-- Exercise prompt --
Drop all images and give the records again exactly.

-- Data in this exercise --
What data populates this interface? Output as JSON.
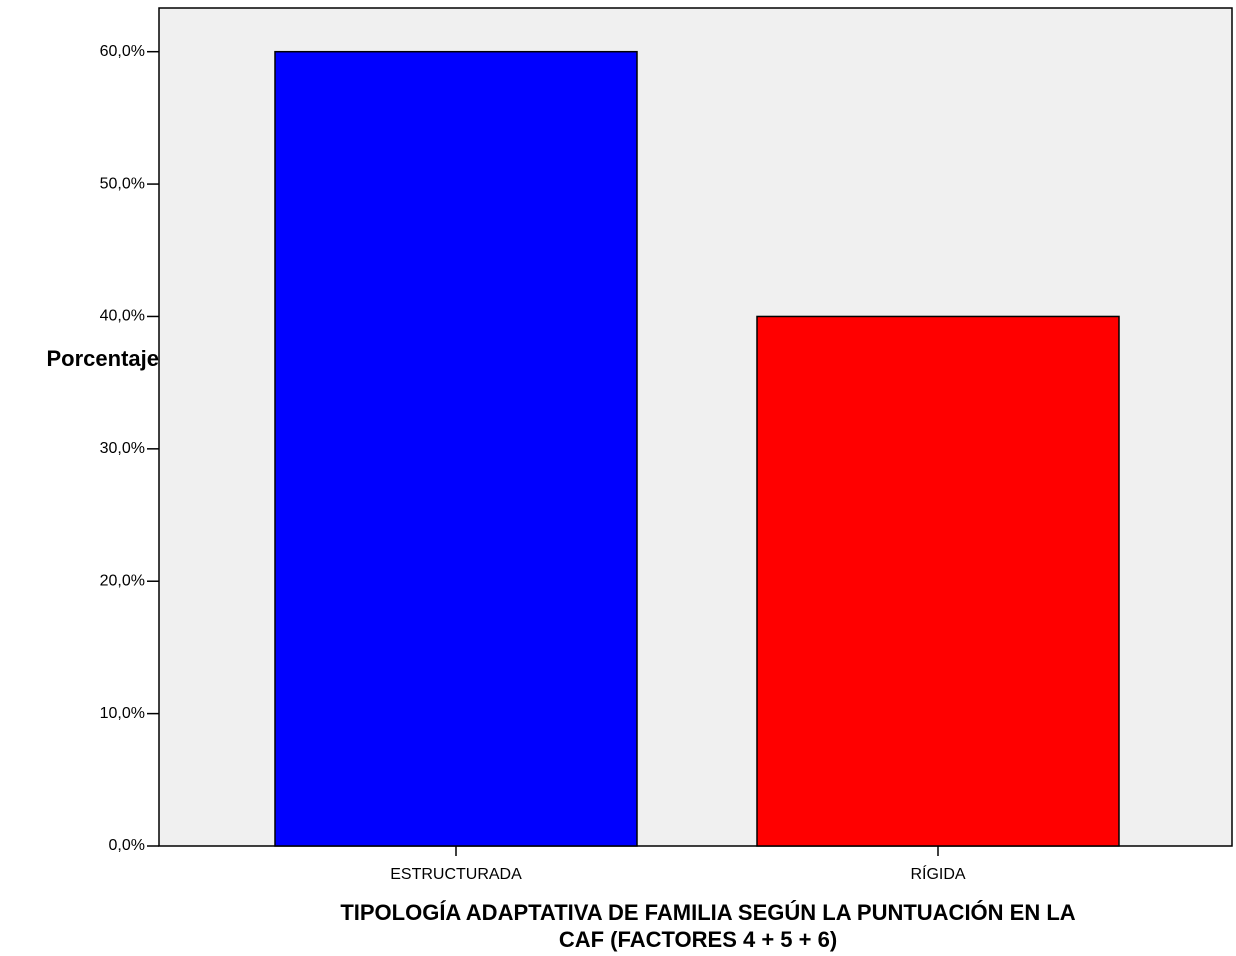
{
  "chart_data": {
    "type": "bar",
    "y_label": "Porcentaje",
    "x_label": [
      "TIPOLOGÍA ADAPTATIVA DE FAMILIA SEGÚN LA PUNTUACIÓN EN LA",
      "CAF (FACTORES 4 + 5 + 6)"
    ],
    "categories": [
      "ESTRUCTURADA",
      "RÍGIDA"
    ],
    "values": [
      60,
      40
    ],
    "colors": [
      "#0000ff",
      "#ff0000"
    ],
    "ylim": [
      0,
      63.3
    ],
    "yticks": [
      {
        "value": 0,
        "label": "0,0%"
      },
      {
        "value": 10,
        "label": "10,0%"
      },
      {
        "value": 20,
        "label": "20,0%"
      },
      {
        "value": 30,
        "label": "30,0%"
      },
      {
        "value": 40,
        "label": "40,0%"
      },
      {
        "value": 50,
        "label": "50,0%"
      },
      {
        "value": 60,
        "label": "60,0%"
      }
    ],
    "grid": false
  }
}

-- Exercise result --
What data populates this interface? Output as JSON.
{
  "chart_data": {
    "type": "bar",
    "y_label": "Porcentaje",
    "x_label": [
      "TIPOLOGÍA ADAPTATIVA DE FAMILIA SEGÚN LA PUNTUACIÓN EN LA",
      "CAF (FACTORES 4 + 5 + 6)"
    ],
    "categories": [
      "ESTRUCTURADA",
      "RÍGIDA"
    ],
    "values": [
      60,
      40
    ],
    "colors": [
      "#0000ff",
      "#ff0000"
    ],
    "ylim": [
      0,
      63.3
    ],
    "yticks": [
      {
        "value": 0,
        "label": "0,0%"
      },
      {
        "value": 10,
        "label": "10,0%"
      },
      {
        "value": 20,
        "label": "20,0%"
      },
      {
        "value": 30,
        "label": "30,0%"
      },
      {
        "value": 40,
        "label": "40,0%"
      },
      {
        "value": 50,
        "label": "50,0%"
      },
      {
        "value": 60,
        "label": "60,0%"
      }
    ],
    "grid": false
  }
}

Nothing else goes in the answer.